Figure record extracts:
⁂

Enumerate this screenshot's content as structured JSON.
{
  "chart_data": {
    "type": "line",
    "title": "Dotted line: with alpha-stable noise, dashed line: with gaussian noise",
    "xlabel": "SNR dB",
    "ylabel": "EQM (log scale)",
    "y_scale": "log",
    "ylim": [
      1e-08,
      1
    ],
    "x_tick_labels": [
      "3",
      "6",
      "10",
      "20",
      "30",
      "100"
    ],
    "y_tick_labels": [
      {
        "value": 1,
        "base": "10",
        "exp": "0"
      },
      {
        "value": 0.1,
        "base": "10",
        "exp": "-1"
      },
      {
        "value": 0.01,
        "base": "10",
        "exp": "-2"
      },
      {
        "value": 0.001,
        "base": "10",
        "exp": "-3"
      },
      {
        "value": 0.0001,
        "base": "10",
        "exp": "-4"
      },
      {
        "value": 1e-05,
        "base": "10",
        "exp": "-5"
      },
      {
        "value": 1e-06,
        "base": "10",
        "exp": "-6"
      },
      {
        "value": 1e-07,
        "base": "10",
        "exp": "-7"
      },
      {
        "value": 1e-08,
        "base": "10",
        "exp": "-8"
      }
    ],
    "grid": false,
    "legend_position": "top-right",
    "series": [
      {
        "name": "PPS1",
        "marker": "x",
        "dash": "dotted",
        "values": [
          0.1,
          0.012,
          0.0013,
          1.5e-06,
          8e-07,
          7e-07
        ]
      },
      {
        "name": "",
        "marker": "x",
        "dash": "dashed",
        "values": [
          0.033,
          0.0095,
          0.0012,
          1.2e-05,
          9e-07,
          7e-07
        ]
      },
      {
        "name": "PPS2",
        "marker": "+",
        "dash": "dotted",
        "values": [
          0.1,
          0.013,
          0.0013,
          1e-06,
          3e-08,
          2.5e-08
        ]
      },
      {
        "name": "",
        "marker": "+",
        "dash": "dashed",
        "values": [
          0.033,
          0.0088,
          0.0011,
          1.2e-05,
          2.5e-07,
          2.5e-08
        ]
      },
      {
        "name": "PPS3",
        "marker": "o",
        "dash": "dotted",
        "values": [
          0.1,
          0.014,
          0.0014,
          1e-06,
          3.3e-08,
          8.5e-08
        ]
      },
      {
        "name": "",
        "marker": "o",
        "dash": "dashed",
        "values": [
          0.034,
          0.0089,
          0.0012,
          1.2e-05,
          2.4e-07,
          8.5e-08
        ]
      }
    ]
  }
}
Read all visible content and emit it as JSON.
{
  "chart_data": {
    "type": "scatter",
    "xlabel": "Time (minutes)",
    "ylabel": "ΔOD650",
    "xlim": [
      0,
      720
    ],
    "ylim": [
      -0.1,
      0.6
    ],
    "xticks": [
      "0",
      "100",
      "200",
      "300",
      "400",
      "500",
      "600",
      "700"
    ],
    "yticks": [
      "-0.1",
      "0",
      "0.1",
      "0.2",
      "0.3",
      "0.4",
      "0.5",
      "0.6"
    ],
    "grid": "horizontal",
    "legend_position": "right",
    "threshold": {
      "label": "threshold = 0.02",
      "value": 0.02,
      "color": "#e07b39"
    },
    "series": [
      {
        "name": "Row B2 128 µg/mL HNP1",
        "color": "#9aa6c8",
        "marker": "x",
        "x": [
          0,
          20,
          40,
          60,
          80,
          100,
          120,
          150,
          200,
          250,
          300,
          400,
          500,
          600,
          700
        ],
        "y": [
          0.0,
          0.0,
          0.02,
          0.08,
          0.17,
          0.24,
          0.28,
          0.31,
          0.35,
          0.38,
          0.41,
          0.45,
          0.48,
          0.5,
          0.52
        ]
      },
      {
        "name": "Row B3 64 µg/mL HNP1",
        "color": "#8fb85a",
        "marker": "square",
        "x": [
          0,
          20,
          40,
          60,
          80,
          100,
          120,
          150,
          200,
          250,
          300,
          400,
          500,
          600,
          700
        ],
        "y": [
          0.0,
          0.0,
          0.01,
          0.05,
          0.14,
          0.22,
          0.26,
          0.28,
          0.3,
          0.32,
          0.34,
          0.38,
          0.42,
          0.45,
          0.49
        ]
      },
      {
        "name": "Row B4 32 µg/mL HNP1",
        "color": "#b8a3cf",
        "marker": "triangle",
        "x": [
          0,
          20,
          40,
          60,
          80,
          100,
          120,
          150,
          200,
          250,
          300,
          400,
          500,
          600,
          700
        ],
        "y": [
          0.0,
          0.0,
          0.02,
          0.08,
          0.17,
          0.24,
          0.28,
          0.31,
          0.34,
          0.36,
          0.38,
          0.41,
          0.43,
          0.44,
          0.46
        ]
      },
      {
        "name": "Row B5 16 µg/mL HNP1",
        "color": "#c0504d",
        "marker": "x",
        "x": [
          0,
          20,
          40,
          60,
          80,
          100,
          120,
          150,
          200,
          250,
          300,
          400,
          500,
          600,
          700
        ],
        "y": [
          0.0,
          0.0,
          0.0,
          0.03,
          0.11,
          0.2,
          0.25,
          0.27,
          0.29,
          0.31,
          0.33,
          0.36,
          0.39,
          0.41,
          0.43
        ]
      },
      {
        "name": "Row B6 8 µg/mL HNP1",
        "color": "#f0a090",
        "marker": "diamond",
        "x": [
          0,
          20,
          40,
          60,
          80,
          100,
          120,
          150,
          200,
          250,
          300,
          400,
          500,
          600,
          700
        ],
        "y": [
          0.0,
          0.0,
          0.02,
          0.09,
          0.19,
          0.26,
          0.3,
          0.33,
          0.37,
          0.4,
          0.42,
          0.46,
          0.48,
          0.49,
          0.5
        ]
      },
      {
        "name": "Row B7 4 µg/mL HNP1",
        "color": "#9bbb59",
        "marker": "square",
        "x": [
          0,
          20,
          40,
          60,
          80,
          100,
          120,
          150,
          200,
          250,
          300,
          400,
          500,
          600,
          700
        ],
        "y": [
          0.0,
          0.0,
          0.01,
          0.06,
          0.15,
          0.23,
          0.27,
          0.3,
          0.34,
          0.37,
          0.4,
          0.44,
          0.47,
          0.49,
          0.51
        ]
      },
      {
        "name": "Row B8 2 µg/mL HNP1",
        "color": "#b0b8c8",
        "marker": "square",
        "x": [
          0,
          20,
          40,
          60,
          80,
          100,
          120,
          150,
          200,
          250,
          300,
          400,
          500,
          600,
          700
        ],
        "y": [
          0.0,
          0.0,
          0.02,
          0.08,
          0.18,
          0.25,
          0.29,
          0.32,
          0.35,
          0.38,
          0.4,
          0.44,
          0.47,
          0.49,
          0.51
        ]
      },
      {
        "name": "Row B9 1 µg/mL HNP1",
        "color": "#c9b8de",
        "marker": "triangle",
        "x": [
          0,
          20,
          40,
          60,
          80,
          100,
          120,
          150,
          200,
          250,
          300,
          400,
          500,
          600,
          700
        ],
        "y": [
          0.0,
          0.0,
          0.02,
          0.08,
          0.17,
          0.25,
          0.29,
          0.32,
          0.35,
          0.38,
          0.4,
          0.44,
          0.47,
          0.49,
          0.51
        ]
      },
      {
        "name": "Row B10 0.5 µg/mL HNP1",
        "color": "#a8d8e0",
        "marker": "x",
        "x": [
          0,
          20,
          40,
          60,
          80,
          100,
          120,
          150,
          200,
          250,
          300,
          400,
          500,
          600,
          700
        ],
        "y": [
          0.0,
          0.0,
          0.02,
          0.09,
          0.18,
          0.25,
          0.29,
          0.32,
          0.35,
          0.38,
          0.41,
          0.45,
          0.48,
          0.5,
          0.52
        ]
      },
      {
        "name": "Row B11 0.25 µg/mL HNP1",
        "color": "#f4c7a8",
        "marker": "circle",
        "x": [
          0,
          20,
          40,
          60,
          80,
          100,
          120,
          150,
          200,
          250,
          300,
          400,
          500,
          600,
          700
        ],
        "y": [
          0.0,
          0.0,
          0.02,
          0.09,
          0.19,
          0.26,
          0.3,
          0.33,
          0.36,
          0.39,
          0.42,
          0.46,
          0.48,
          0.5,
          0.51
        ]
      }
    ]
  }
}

⁂

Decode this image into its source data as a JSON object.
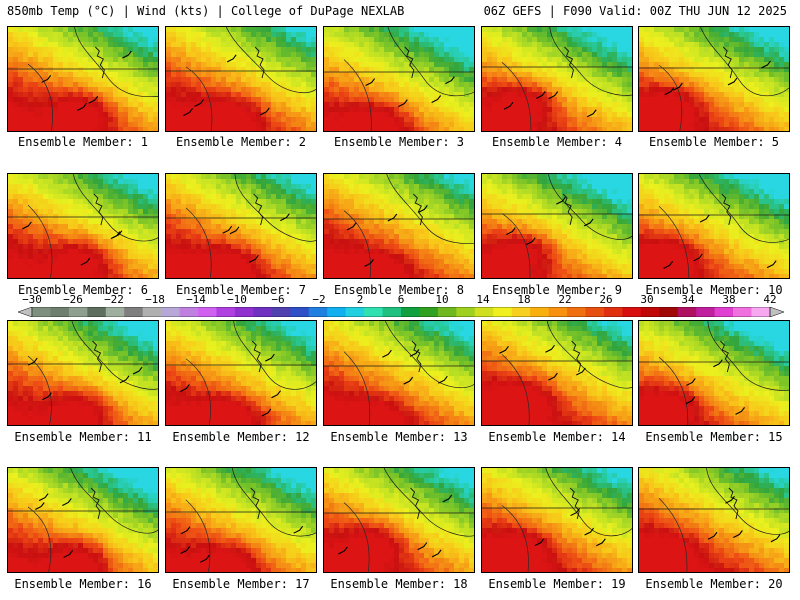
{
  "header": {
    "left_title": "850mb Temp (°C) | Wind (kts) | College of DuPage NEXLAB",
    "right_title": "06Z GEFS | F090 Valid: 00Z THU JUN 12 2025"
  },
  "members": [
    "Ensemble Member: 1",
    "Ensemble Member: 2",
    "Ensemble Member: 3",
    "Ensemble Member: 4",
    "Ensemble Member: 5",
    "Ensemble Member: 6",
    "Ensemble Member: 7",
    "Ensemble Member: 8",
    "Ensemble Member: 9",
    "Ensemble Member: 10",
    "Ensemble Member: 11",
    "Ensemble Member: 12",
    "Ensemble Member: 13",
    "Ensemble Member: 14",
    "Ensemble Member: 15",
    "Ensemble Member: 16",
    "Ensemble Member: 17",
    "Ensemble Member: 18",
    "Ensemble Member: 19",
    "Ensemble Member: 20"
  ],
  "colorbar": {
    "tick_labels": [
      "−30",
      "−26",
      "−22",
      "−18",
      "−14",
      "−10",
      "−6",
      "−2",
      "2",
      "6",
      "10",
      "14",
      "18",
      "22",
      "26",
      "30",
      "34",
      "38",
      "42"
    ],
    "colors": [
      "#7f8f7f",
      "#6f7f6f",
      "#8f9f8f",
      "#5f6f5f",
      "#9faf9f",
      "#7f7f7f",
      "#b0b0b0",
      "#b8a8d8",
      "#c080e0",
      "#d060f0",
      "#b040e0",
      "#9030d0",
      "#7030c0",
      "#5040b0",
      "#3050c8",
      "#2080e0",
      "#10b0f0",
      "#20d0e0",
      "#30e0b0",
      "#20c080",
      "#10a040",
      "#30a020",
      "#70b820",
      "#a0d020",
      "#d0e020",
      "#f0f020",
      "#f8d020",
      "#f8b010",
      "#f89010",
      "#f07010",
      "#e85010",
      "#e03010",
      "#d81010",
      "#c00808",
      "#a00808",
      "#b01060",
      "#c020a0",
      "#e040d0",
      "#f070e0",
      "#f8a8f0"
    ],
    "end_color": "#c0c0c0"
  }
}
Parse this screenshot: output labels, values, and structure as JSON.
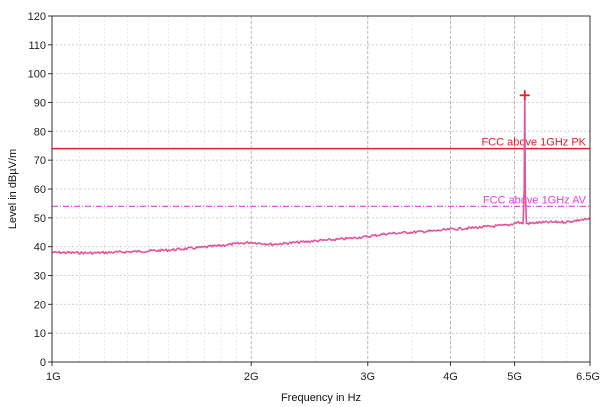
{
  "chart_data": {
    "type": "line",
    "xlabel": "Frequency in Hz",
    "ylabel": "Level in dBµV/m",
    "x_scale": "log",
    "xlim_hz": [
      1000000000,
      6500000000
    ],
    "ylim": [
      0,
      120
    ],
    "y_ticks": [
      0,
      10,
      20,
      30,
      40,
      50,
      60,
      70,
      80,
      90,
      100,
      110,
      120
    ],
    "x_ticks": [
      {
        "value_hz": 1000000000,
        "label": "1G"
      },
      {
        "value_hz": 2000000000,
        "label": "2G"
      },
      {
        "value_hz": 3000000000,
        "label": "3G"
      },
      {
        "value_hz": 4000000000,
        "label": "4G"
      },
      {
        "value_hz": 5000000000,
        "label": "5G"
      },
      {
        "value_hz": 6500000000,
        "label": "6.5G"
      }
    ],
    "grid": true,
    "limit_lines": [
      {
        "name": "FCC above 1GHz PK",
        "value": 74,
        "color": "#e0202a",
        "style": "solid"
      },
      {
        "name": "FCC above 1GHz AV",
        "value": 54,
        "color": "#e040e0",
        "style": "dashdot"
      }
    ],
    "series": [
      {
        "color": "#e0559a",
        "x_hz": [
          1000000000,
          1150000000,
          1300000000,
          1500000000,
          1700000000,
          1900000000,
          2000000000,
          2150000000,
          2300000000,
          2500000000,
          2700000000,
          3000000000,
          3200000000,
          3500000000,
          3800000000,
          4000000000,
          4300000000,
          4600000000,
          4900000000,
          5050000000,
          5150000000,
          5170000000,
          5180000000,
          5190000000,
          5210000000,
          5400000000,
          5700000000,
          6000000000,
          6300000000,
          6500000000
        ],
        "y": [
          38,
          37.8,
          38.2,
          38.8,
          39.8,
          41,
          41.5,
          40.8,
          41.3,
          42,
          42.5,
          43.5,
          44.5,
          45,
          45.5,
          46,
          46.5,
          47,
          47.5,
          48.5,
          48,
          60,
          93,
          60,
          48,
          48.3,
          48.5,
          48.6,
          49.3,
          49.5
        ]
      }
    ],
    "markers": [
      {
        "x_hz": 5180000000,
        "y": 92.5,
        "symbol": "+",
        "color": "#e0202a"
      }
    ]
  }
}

⁂

* [REQUIRED TASK] Check all the records above and select each line where the string "ylabel" is found.

* [EXPECTED ANSWER]
    "ylabel": "EQM (log scale)",
    "ylabel": "ΔOD650",
    "ylabel": "Level in dBµV/m",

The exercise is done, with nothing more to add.